▸ Tasks:
**A.** Answer these questions from the post on limericks:
(i) What rhyme scheme does the post give for a limerick?
(ii) Who wrote the essay "On Bad Poetry"?
(iii) In the Nantucket limerick, what is the daughter's name?
**B.** Copy the stretch of the post on limericks from "Here's an illustration, the" through "the bucket, Nantucket.".

▸ Source extract:
━━━

Monday, September 01, 2008

Pure Poetry

I have had this limerick running through my head for a couple of days now.

I don't have to tell you what a limerick is, right? Light verse form, five lines long, rhyme scheme AABBA, three anapests (or an iamb and two anapests, or three amphibrachs) in the A lines, two anapests (or an iamb and an anapest) in the B, known to every child through Edward Lear's "Book of Nonsense"? (Lear didn't invent the style, though many people thought he did, and his own take on it, which did not get much use in later years, generally led him to repeat the last word of the first line as the last word of the fifth rather than finding a third rhyming word.)

Here's an illustration, the famous "There once was a man from Nantucket". No, not that one. The original. The nice one.

There once was a man from Nantucket
Who kept all his cash in a bucket.
But his daughter, named Nan,
Ran away with a man
And as for the bucket, Nantucket.


G.K. Chesterton, in his essay "On Bad Poetry", wrote of the Brontë sisters' minister father whom it pleased to write limericks in which the last word did not rhyme, as in Chesterton's example:

Religion makes beauty enchanting;
And even where beauty is wanting
The temper and mind
Religion-refined
Will shine through the veil with sweet lustre.


"If you can read much of it," Chesterton notes, "you will reach a state of mind in which, even though you know the jolt is coming, you can hardly forbear to scream."

W.S. Gilbert, of Gilbert and Sullivan fame, wrote a terrific parody of Lear:

There was an old man of St. Bees,
Who was stung in the arm by a wasp;
When they asked, "Does it hurt?"

━━━

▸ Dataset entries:
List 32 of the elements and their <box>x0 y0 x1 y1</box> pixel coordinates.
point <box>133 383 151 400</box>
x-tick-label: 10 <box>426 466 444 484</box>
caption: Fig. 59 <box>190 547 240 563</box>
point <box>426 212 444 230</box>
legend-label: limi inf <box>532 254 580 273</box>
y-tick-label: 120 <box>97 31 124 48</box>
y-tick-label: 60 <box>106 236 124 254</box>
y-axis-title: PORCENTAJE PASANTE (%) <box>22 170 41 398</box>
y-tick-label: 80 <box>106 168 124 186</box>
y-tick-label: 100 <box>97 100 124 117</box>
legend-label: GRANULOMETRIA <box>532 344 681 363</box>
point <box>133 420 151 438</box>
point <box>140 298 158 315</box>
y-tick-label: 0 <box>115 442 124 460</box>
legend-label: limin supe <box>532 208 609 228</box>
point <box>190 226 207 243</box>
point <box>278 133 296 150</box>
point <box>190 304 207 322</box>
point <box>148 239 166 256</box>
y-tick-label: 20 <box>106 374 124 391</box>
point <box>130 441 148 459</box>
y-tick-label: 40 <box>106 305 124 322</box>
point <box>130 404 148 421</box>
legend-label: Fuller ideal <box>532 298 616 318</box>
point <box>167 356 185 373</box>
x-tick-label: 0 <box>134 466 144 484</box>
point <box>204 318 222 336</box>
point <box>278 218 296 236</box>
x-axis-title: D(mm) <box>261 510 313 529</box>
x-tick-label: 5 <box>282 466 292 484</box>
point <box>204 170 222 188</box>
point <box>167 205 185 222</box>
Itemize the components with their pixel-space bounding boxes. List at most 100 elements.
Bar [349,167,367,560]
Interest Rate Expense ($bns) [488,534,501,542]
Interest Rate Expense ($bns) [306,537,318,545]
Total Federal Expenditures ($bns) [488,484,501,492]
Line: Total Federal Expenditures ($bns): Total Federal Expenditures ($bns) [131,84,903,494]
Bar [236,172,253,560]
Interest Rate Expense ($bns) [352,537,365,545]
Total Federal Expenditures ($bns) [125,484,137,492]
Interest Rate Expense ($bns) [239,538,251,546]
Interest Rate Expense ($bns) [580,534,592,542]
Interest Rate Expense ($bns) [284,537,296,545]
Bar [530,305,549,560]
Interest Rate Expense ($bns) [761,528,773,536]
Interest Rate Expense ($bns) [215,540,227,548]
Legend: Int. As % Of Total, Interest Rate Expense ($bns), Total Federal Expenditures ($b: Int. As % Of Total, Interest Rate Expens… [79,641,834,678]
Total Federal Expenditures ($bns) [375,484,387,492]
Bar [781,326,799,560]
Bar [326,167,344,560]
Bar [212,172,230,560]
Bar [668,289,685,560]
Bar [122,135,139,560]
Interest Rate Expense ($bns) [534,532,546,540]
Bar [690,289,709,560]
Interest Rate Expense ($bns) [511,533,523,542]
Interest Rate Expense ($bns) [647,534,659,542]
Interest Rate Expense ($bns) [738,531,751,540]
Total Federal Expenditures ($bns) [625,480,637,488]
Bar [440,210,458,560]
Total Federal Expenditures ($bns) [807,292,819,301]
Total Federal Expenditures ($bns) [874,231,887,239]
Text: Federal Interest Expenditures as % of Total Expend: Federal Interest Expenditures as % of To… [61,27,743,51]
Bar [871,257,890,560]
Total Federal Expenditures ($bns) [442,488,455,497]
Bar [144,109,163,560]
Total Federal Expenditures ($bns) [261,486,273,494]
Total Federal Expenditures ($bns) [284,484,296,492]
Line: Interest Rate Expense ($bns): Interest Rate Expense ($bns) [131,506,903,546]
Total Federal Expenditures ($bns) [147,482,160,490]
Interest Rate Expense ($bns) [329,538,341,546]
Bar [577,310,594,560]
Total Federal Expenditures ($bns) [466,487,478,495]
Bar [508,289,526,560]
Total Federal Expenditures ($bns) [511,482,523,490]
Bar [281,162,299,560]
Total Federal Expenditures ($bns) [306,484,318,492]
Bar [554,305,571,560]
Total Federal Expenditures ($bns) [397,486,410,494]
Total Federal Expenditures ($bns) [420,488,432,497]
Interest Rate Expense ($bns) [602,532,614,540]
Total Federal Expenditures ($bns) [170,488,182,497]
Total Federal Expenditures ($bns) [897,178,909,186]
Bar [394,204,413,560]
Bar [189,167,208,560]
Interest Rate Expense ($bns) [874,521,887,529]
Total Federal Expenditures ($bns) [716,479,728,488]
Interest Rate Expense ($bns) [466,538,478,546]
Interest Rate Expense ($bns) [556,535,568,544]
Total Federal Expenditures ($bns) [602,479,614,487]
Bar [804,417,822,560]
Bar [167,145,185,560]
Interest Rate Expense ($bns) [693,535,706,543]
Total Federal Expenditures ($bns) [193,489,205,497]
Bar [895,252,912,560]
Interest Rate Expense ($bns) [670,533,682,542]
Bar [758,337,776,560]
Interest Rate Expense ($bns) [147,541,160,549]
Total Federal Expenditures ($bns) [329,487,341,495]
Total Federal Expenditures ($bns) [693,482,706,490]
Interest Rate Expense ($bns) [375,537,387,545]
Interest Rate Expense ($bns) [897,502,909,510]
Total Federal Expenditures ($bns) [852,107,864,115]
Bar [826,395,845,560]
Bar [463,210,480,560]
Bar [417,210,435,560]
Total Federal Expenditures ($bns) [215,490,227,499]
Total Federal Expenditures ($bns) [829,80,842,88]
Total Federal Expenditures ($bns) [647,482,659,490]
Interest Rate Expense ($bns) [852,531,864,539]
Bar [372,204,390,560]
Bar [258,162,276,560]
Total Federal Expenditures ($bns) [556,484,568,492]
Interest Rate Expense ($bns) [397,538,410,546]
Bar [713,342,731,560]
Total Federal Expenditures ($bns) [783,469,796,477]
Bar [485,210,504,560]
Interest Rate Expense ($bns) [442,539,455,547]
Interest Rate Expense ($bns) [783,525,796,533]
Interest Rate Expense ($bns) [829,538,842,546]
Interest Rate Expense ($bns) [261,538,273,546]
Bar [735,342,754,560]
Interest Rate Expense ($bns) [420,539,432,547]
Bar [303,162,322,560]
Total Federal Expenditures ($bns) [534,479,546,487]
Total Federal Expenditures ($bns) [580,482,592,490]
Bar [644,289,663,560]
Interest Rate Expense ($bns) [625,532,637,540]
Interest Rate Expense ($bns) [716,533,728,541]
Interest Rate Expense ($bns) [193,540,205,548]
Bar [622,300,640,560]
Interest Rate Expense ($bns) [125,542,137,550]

━━━

▸ Written responses:
**A.**
(i) AABBA
(ii) G.K. Chesterton
(iii) Nan

**B.**
Here's an illustration, the famous "There once was a man from Nantucket". No, not that one. The original. The nice one.

There once was a man from Nantucket
Who kept all his cash in a bucket.
But his daughter, named Nan,
Ran away with a man
And as for the bucket, Nantucket.